### Goal of the exercise
Reproduce the data below in full and exclude every picture.

[Dataset items]
=======
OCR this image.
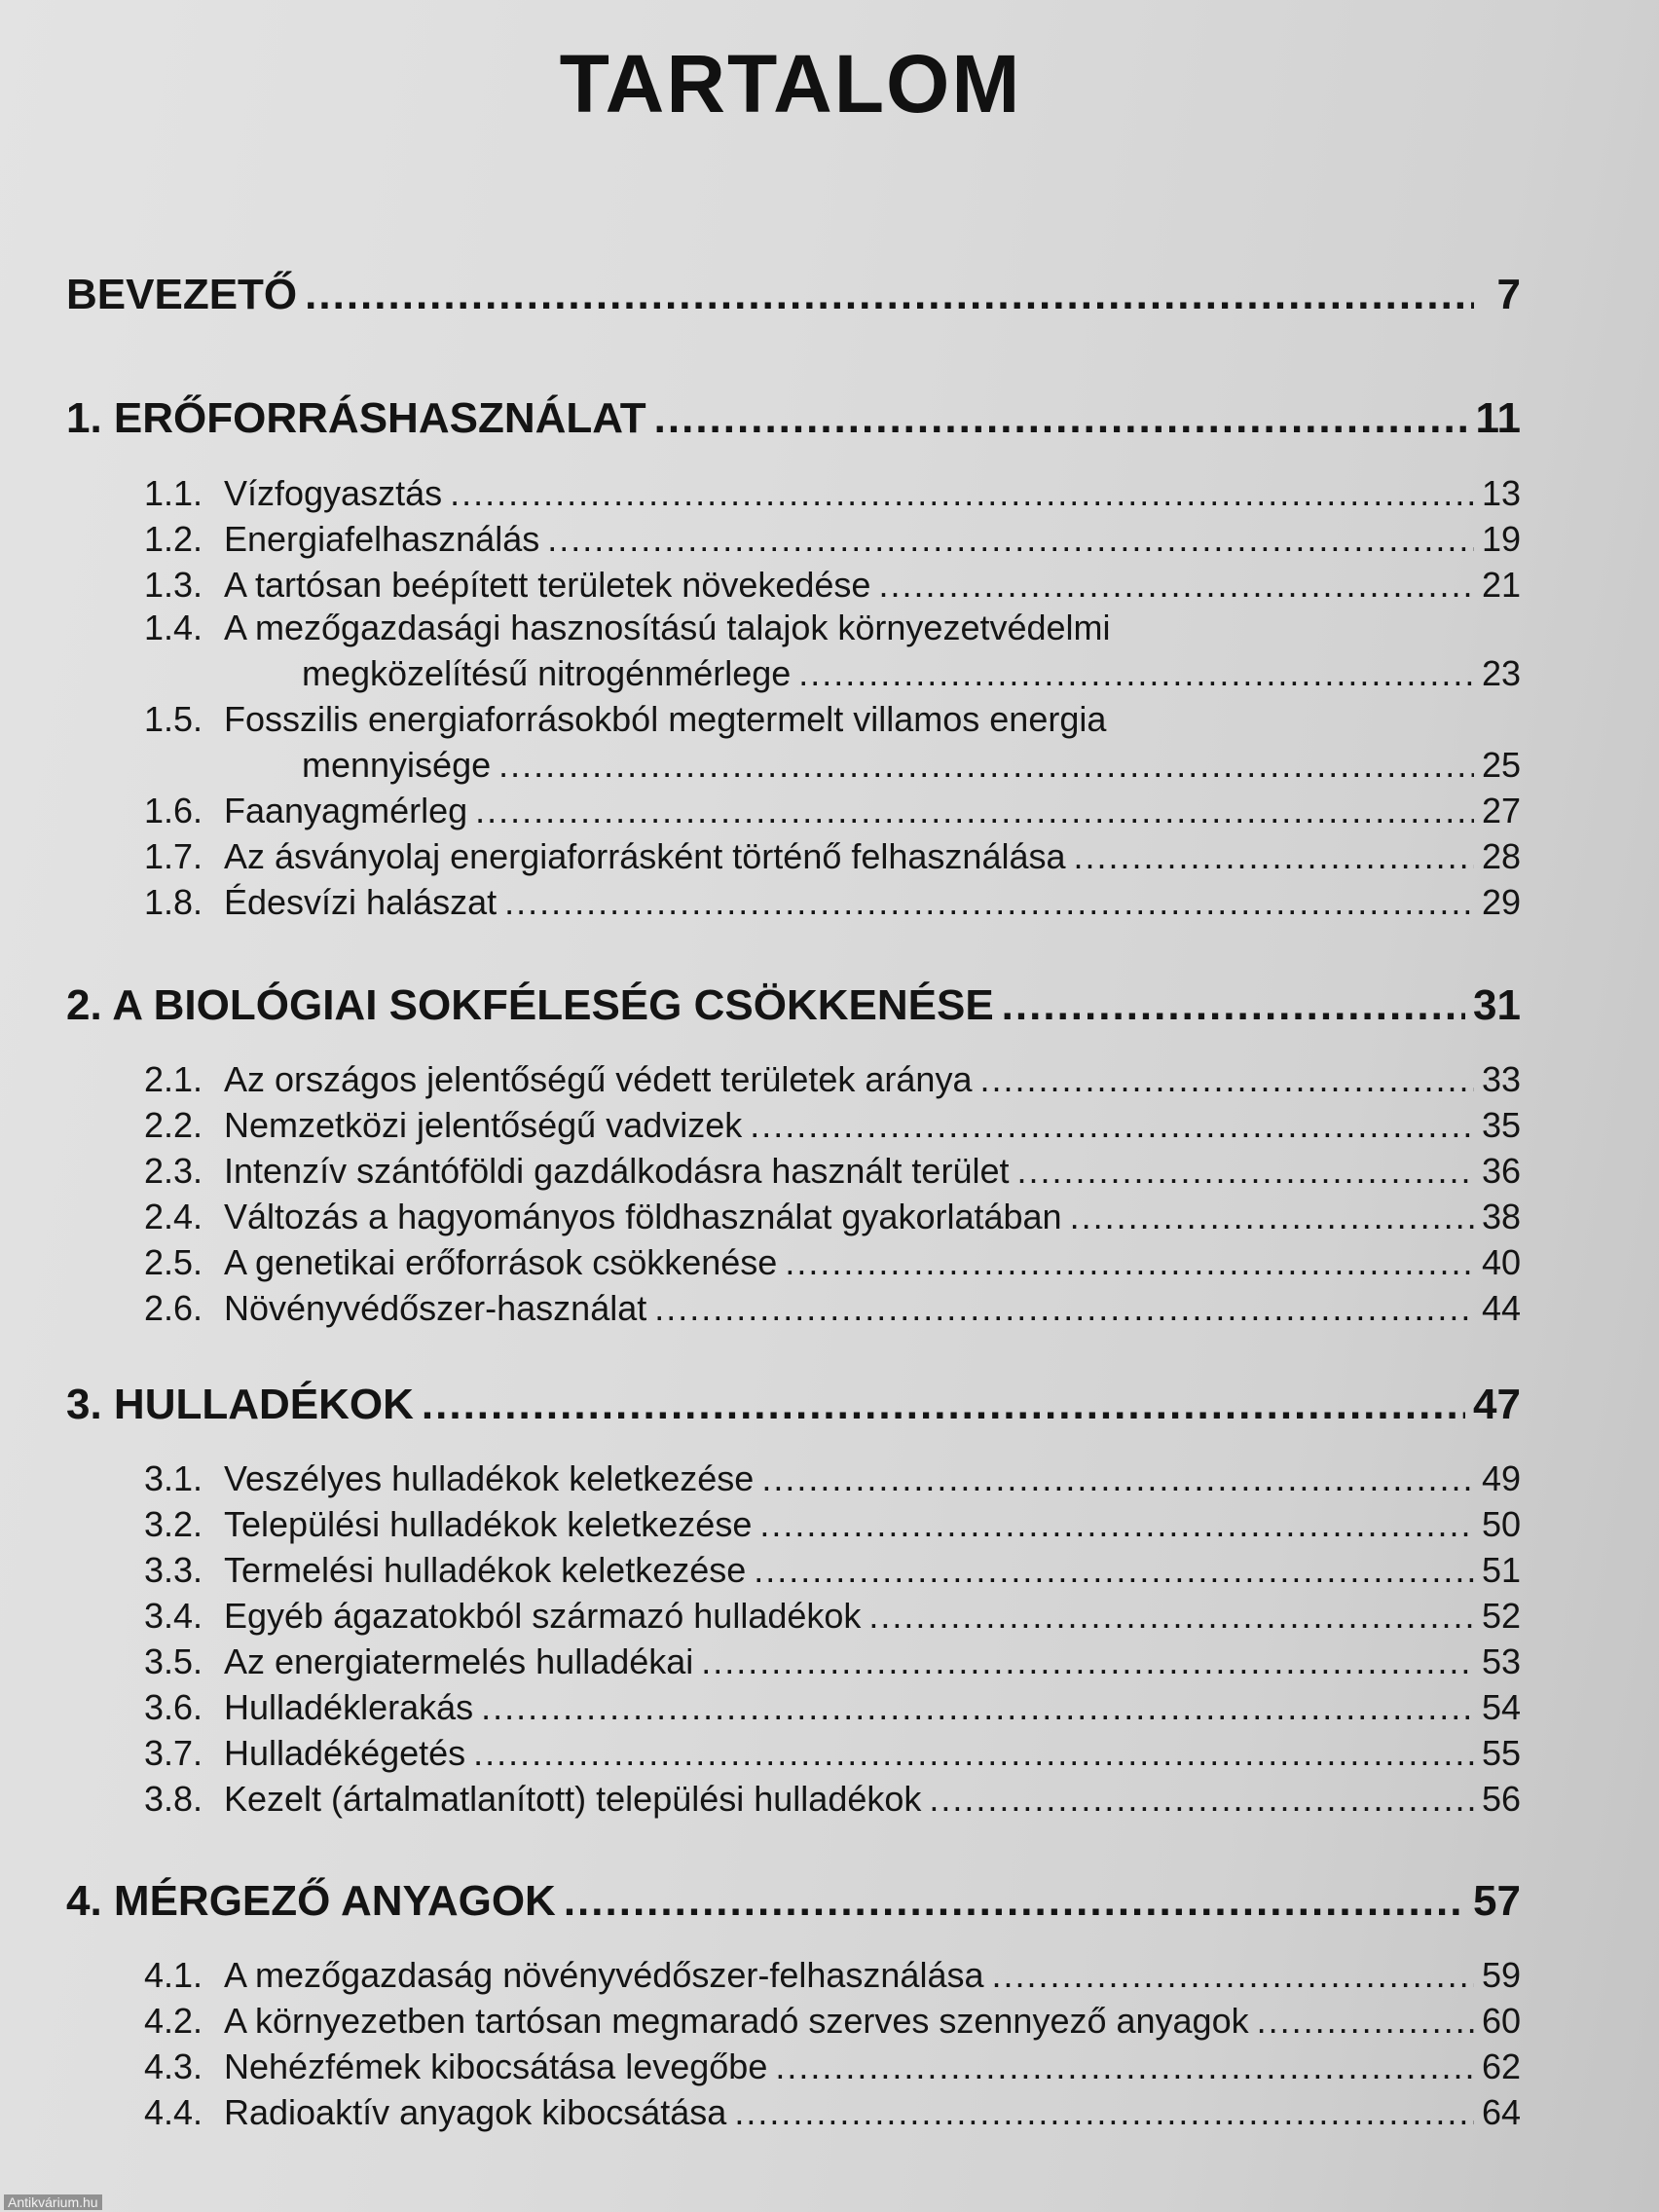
TARTALOM
BEVEZETŐ .....	7
1. ERŐFORRÁSHASZNÁLAT .....	11
1.1. Vízfogyasztás .....	13
1.2. Energiafelhasználás .....	19
1.3. A tartósan beépített területek növekedése .....	21
1.4. A mezőgazdasági hasznosítású talajok környezetvédelmi
megközelítésű nitrogénmérlege .....	23
1.5. Fosszilis energiaforrásokból megtermelt villamos energia
mennyisége .....	25
1.6. Faanyagmérleg .....	27
1.7. Az ásványolaj energiaforrásként történő felhasználása .....	28
1.8. Édesvízi halászat .....	29
2. A BIOLÓGIAI SOKFÉLESÉG CSÖKKENÉSE .....	31
2.1. Az országos jelentőségű védett területek aránya .....	33
2.2. Nemzetközi jelentőségű vadvizek .....	35
2.3. Intenzív szántóföldi gazdálkodásra használt terület .....	36
2.4. Változás a hagyományos földhasználat gyakorlatában .....	38
2.5. A genetikai erőforrások csökkenése .....	40
2.6. Növényvédőszer-használat .....	44
3. HULLADÉKOK .....	47
3.1. Veszélyes hulladékok keletkezése .....	49
3.2. Települési hulladékok keletkezése .....	50
3.3. Termelési hulladékok keletkezése .....	51
3.4. Egyéb ágazatokból származó hulladékok .....	52
3.5. Az energiatermelés hulladékai .....	53
3.6. Hulladéklerakás .....	54
3.7. Hulladékégetés .....	55
3.8. Kezelt (ártalmatlanított) települési hulladékok .....	56
4. MÉRGEZŐ ANYAGOK .....	57
4.1. A mezőgazdaság növényvédőszer-felhasználása .....	59
4.2. A környezetben tartósan megmaradó szerves szennyező anyagok .....	60
4.3. Nehézfémek kibocsátása levegőbe .....	62
4.4. Radioaktív anyagok kibocsátása .....	64
Antikvárium.hu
=======
### Result of the exercise
OCR this image.
TARTALOM
BEVEZETŐ .....	7
1. ERŐFORRÁSHASZNÁLAT .....	11
1.1. Vízfogyasztás .....	13
1.2. Energiafelhasználás .....	19
1.3. A tartósan beépített területek növekedése .....	21
1.4. A mezőgazdasági hasznosítású talajok környezetvédelmi
megközelítésű nitrogénmérlege .....	23
1.5. Fosszilis energiaforrásokból megtermelt villamos energia
mennyisége .....	25
1.6. Faanyagmérleg .....	27
1.7. Az ásványolaj energiaforrásként történő felhasználása .....	28
1.8. Édesvízi halászat .....	29
2. A BIOLÓGIAI SOKFÉLESÉG CSÖKKENÉSE .....	31
2.1. Az országos jelentőségű védett területek aránya .....	33
2.2. Nemzetközi jelentőségű vadvizek .....	35
2.3. Intenzív szántóföldi gazdálkodásra használt terület .....	36
2.4. Változás a hagyományos földhasználat gyakorlatában .....	38
2.5. A genetikai erőforrások csökkenése .....	40
2.6. Növényvédőszer-használat .....	44
3. HULLADÉKOK .....	47
3.1. Veszélyes hulladékok keletkezése .....	49
3.2. Települési hulladékok keletkezése .....	50
3.3. Termelési hulladékok keletkezése .....	51
3.4. Egyéb ágazatokból származó hulladékok .....	52
3.5. Az energiatermelés hulladékai .....	53
3.6. Hulladéklerakás .....	54
3.7. Hulladékégetés .....	55
3.8. Kezelt (ártalmatlanított) települési hulladékok .....	56
4. MÉRGEZŐ ANYAGOK .....	57
4.1. A mezőgazdaság növényvédőszer-felhasználása .....	59
4.2. A környezetben tartósan megmaradó szerves szennyező anyagok .....	60
4.3. Nehézfémek kibocsátása levegőbe .....	62
4.4. Radioaktív anyagok kibocsátása .....	64
Antikvárium.hu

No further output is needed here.